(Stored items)
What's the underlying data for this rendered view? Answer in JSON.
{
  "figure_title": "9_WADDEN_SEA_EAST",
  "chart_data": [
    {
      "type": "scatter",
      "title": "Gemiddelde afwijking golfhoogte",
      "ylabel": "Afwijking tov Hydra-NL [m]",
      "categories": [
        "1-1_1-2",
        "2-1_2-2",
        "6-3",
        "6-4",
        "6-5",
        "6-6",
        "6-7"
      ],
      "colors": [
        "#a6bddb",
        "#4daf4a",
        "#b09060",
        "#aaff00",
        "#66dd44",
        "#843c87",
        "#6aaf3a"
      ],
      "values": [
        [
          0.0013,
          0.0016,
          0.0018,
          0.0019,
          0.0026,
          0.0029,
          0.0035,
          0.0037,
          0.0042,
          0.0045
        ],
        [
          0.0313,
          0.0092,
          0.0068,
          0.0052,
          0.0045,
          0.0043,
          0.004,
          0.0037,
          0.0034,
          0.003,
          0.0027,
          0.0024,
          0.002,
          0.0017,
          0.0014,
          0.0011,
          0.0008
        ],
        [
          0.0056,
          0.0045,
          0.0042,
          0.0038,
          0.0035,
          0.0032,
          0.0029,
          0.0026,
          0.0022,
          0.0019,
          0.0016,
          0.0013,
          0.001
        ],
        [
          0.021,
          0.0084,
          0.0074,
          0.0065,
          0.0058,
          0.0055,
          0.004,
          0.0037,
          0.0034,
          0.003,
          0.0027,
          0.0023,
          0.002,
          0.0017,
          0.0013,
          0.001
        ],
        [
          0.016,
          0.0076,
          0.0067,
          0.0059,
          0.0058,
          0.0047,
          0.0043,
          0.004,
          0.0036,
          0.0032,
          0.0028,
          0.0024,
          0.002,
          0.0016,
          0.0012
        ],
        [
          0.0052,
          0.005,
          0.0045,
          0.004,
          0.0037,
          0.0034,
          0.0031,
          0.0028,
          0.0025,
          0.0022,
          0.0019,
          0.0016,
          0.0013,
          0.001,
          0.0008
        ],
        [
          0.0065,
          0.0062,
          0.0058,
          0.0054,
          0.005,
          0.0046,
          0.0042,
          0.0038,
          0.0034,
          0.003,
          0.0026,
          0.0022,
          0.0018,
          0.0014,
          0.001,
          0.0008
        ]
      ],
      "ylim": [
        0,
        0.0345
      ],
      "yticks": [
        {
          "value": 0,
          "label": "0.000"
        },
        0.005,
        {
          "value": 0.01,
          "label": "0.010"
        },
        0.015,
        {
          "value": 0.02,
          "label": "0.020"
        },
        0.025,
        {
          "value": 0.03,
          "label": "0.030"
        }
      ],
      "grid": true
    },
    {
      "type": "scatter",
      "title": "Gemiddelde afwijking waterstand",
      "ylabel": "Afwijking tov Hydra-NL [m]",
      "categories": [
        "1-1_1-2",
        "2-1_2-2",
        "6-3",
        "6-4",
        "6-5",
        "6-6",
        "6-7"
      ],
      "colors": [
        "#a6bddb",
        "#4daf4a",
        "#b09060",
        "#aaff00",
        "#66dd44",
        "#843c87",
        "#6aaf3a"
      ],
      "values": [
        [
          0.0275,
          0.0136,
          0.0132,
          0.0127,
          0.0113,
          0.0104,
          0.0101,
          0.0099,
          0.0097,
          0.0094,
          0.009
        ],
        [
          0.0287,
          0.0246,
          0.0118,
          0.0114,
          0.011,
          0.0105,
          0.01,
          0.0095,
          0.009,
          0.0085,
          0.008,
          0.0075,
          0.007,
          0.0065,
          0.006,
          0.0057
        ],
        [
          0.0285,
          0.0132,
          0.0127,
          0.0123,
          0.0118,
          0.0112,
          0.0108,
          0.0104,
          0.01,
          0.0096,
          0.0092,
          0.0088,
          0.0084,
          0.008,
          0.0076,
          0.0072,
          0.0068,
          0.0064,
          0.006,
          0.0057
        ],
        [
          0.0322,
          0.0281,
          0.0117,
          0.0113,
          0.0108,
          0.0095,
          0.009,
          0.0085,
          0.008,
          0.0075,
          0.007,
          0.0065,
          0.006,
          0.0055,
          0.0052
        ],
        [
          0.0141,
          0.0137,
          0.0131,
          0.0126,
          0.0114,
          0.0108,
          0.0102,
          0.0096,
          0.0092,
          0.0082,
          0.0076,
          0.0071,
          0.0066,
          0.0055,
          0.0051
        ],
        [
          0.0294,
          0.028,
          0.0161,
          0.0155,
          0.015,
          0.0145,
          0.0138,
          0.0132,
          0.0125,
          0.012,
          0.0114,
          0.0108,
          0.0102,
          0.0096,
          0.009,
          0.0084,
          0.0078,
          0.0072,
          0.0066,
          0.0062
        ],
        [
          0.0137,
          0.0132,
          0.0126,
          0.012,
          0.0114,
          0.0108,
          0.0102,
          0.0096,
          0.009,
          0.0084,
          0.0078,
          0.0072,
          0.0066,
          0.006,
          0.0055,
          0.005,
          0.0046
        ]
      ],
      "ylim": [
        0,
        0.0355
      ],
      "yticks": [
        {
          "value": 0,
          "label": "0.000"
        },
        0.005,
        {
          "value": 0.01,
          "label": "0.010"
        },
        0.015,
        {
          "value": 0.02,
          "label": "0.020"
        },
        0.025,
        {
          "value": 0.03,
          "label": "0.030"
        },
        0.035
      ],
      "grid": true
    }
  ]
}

● What this task involves:
Note how many lines in the listing above hold the string "Gemiddelde", then give only that figure.

● In response:
2